EXERCISE. Output each line exactly as it appears, skipping any embedded picture.

RECORDS SHOWN.
---
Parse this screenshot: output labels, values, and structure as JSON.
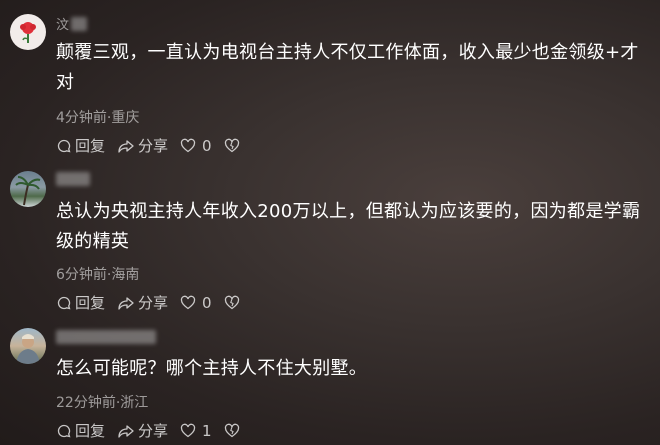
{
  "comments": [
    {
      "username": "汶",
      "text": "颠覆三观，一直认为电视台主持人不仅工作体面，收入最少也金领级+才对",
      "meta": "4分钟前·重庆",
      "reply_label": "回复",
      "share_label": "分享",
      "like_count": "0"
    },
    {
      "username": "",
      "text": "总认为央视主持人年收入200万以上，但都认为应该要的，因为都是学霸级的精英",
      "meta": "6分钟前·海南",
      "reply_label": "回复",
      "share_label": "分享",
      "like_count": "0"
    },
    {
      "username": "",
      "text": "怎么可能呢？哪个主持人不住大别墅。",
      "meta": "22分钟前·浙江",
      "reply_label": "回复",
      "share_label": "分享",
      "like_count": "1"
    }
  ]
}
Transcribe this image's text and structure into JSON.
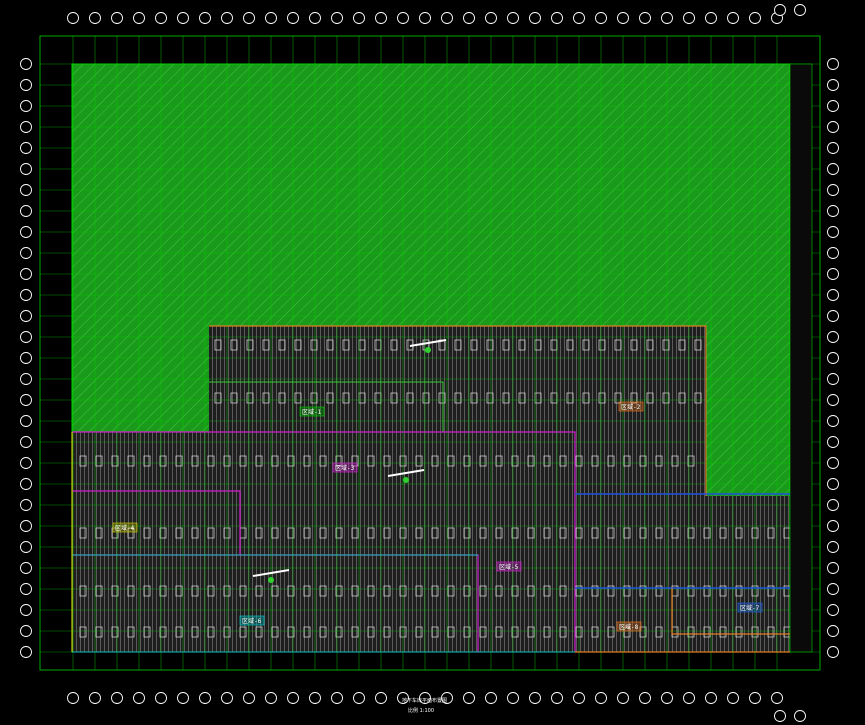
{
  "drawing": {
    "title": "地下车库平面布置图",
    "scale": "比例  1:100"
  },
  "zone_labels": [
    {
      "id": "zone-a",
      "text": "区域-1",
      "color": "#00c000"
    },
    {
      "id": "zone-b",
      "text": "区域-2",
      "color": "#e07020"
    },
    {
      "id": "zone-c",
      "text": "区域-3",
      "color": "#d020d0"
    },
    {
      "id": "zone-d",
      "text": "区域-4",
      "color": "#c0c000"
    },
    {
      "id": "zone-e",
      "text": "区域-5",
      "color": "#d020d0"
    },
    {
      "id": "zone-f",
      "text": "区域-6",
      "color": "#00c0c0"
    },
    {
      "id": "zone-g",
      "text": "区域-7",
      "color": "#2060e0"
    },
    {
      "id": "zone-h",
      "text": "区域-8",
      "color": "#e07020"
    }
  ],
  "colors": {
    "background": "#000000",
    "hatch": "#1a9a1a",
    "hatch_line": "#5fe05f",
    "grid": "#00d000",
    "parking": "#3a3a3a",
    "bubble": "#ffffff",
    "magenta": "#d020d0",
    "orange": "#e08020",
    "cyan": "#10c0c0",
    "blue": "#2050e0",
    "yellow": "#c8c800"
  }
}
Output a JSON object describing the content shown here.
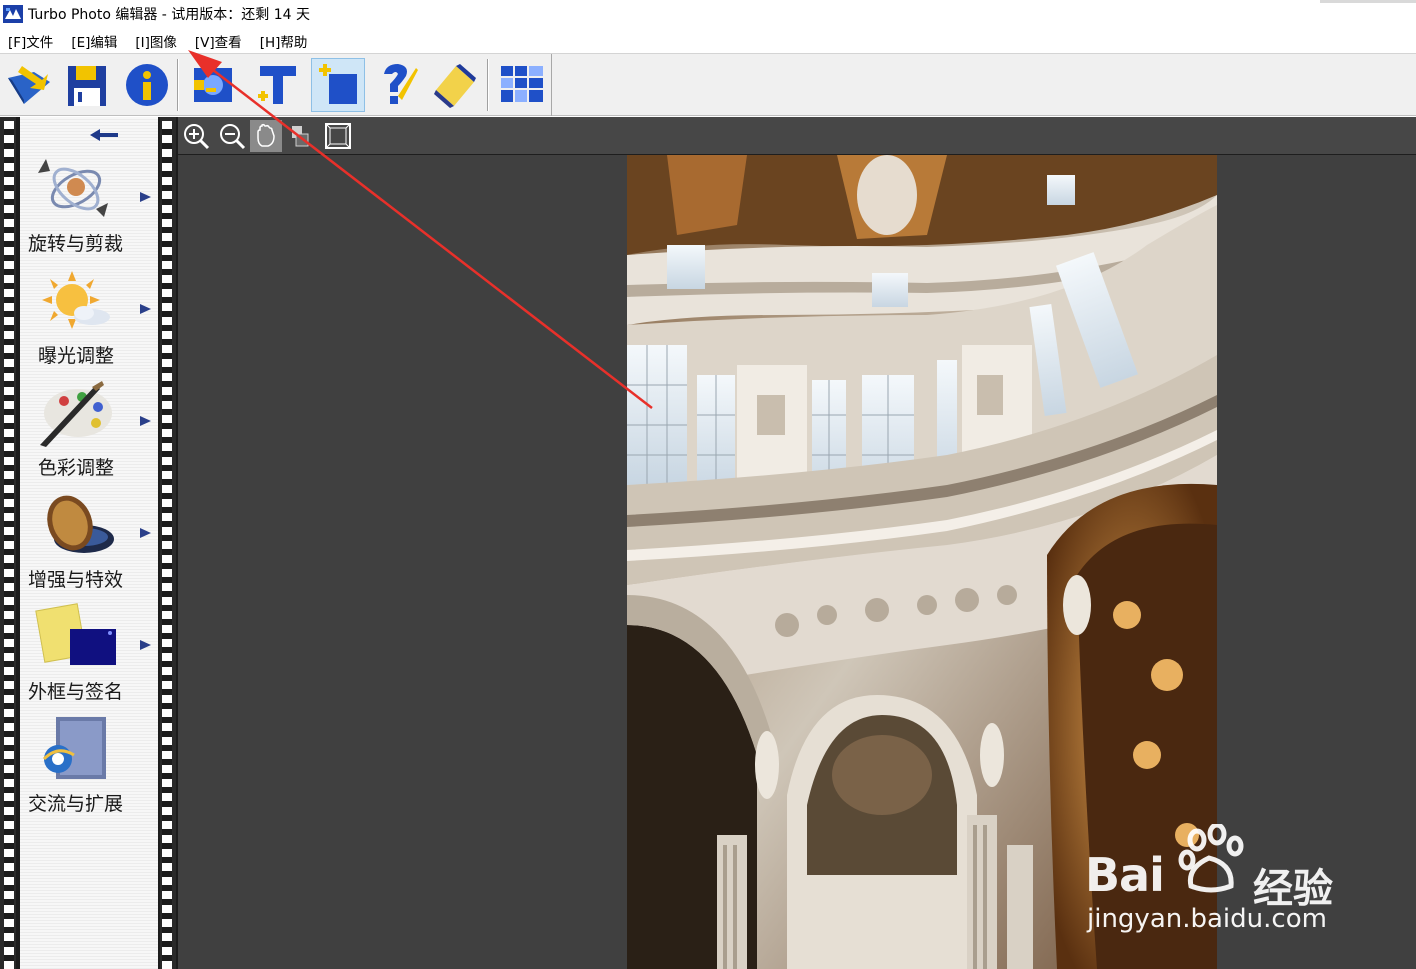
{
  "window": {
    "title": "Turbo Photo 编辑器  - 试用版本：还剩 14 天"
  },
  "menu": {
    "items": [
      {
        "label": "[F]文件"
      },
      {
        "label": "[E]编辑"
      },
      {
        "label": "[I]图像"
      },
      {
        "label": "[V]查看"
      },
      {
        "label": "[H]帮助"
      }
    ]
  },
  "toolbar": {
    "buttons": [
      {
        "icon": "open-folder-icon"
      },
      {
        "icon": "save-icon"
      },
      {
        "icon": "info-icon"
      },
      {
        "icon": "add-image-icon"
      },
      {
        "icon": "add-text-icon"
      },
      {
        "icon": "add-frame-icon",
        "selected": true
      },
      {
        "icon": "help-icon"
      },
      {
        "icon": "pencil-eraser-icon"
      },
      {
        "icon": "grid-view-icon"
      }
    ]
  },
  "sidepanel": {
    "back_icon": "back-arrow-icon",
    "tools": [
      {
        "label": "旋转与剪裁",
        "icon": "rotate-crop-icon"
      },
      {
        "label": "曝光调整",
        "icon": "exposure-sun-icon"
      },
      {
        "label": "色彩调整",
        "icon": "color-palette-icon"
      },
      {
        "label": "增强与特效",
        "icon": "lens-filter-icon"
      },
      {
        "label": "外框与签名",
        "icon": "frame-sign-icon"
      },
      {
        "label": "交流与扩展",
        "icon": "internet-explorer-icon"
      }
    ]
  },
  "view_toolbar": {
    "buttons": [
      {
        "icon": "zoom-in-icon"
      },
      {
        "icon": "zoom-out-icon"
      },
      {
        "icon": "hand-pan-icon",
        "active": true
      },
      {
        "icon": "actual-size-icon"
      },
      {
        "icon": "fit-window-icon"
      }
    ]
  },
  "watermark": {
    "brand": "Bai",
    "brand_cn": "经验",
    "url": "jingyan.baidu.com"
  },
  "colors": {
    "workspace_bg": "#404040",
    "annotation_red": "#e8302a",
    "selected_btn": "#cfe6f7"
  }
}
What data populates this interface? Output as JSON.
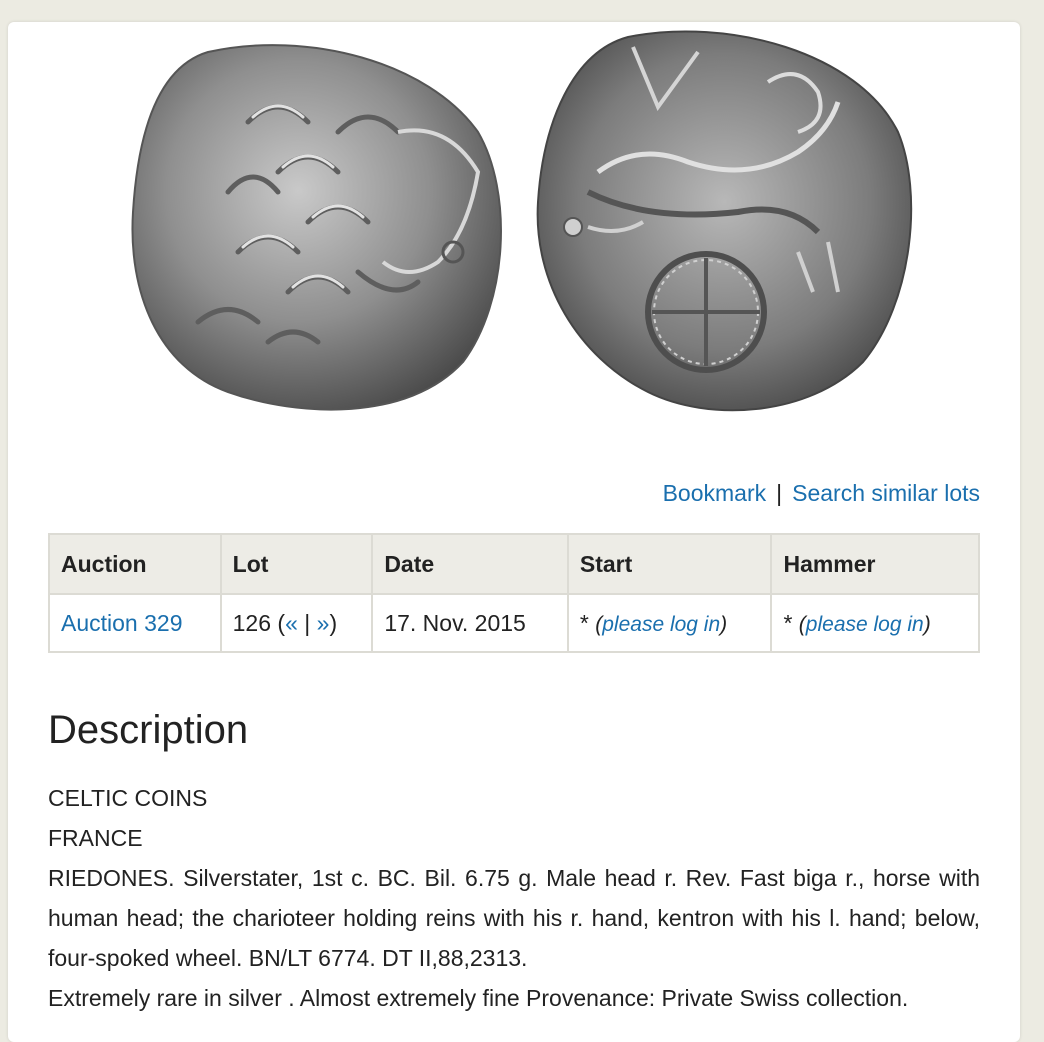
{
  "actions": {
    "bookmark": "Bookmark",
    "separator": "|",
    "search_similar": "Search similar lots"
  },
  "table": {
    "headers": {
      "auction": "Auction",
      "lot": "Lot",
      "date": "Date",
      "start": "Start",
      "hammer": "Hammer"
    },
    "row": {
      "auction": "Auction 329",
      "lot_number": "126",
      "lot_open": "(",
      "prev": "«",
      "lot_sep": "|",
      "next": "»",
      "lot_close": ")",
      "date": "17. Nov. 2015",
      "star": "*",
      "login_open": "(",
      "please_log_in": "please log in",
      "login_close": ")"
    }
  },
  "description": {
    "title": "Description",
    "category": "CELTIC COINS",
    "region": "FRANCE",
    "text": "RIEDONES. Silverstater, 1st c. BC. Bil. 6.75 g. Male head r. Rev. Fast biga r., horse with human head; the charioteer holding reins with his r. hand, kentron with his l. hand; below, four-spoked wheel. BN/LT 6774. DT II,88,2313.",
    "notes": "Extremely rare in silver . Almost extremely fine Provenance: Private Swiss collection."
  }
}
---
ANSWER TO THE TASK.
Parse this screenshot: output labels, values, and structure as JSON.
{
  "comments": [
    {
      "username": "汶",
      "text": "颠覆三观，一直认为电视台主持人不仅工作体面，收入最少也金领级+才对",
      "meta": "4分钟前·重庆",
      "reply_label": "回复",
      "share_label": "分享",
      "like_count": "0"
    },
    {
      "username": "",
      "text": "总认为央视主持人年收入200万以上，但都认为应该要的，因为都是学霸级的精英",
      "meta": "6分钟前·海南",
      "reply_label": "回复",
      "share_label": "分享",
      "like_count": "0"
    },
    {
      "username": "",
      "text": "怎么可能呢？哪个主持人不住大别墅。",
      "meta": "22分钟前·浙江",
      "reply_label": "回复",
      "share_label": "分享",
      "like_count": "1"
    }
  ]
}
Transcribe this image's text and structure into JSON.
{
  "drawing": {
    "title": "地下车库平面布置图",
    "scale": "比例  1:100"
  },
  "zone_labels": [
    {
      "id": "zone-a",
      "text": "区域-1",
      "color": "#00c000"
    },
    {
      "id": "zone-b",
      "text": "区域-2",
      "color": "#e07020"
    },
    {
      "id": "zone-c",
      "text": "区域-3",
      "color": "#d020d0"
    },
    {
      "id": "zone-d",
      "text": "区域-4",
      "color": "#c0c000"
    },
    {
      "id": "zone-e",
      "text": "区域-5",
      "color": "#d020d0"
    },
    {
      "id": "zone-f",
      "text": "区域-6",
      "color": "#00c0c0"
    },
    {
      "id": "zone-g",
      "text": "区域-7",
      "color": "#2060e0"
    },
    {
      "id": "zone-h",
      "text": "区域-8",
      "color": "#e07020"
    }
  ],
  "colors": {
    "background": "#000000",
    "hatch": "#1a9a1a",
    "hatch_line": "#5fe05f",
    "grid": "#00d000",
    "parking": "#3a3a3a",
    "bubble": "#ffffff",
    "magenta": "#d020d0",
    "orange": "#e08020",
    "cyan": "#10c0c0",
    "blue": "#2050e0",
    "yellow": "#c8c800"
  }
}
Output a JSON object describing the content shown here.
{
  "window": {
    "title": "Turbo Photo 编辑器  - 试用版本：还剩 14 天"
  },
  "menu": {
    "items": [
      {
        "label": "[F]文件"
      },
      {
        "label": "[E]编辑"
      },
      {
        "label": "[I]图像"
      },
      {
        "label": "[V]查看"
      },
      {
        "label": "[H]帮助"
      }
    ]
  },
  "toolbar": {
    "buttons": [
      {
        "icon": "open-folder-icon"
      },
      {
        "icon": "save-icon"
      },
      {
        "icon": "info-icon"
      },
      {
        "icon": "add-image-icon"
      },
      {
        "icon": "add-text-icon"
      },
      {
        "icon": "add-frame-icon",
        "selected": true
      },
      {
        "icon": "help-icon"
      },
      {
        "icon": "pencil-eraser-icon"
      },
      {
        "icon": "grid-view-icon"
      }
    ]
  },
  "sidepanel": {
    "back_icon": "back-arrow-icon",
    "tools": [
      {
        "label": "旋转与剪裁",
        "icon": "rotate-crop-icon"
      },
      {
        "label": "曝光调整",
        "icon": "exposure-sun-icon"
      },
      {
        "label": "色彩调整",
        "icon": "color-palette-icon"
      },
      {
        "label": "增强与特效",
        "icon": "lens-filter-icon"
      },
      {
        "label": "外框与签名",
        "icon": "frame-sign-icon"
      },
      {
        "label": "交流与扩展",
        "icon": "internet-explorer-icon"
      }
    ]
  },
  "view_toolbar": {
    "buttons": [
      {
        "icon": "zoom-in-icon"
      },
      {
        "icon": "zoom-out-icon"
      },
      {
        "icon": "hand-pan-icon",
        "active": true
      },
      {
        "icon": "actual-size-icon"
      },
      {
        "icon": "fit-window-icon"
      }
    ]
  },
  "watermark": {
    "brand": "Bai",
    "brand_cn": "经验",
    "url": "jingyan.baidu.com"
  },
  "colors": {
    "workspace_bg": "#404040",
    "annotation_red": "#e8302a",
    "selected_btn": "#cfe6f7"
  }
}
What data populates this interface? Output as JSON.
{
  "actions": {
    "bookmark": "Bookmark",
    "separator": "|",
    "search_similar": "Search similar lots"
  },
  "table": {
    "headers": {
      "auction": "Auction",
      "lot": "Lot",
      "date": "Date",
      "start": "Start",
      "hammer": "Hammer"
    },
    "row": {
      "auction": "Auction 329",
      "lot_number": "126",
      "lot_open": "(",
      "prev": "«",
      "lot_sep": "|",
      "next": "»",
      "lot_close": ")",
      "date": "17. Nov. 2015",
      "star": "*",
      "login_open": "(",
      "please_log_in": "please log in",
      "login_close": ")"
    }
  },
  "description": {
    "title": "Description",
    "category": "CELTIC COINS",
    "region": "FRANCE",
    "text": "RIEDONES. Silverstater, 1st c. BC. Bil. 6.75 g. Male head r. Rev. Fast biga r., horse with human head; the charioteer holding reins with his r. hand, kentron with his l. hand; below, four-spoked wheel. BN/LT 6774. DT II,88,2313.",
    "notes": "Extremely rare in silver . Almost extremely fine Provenance: Private Swiss collection."
  }
}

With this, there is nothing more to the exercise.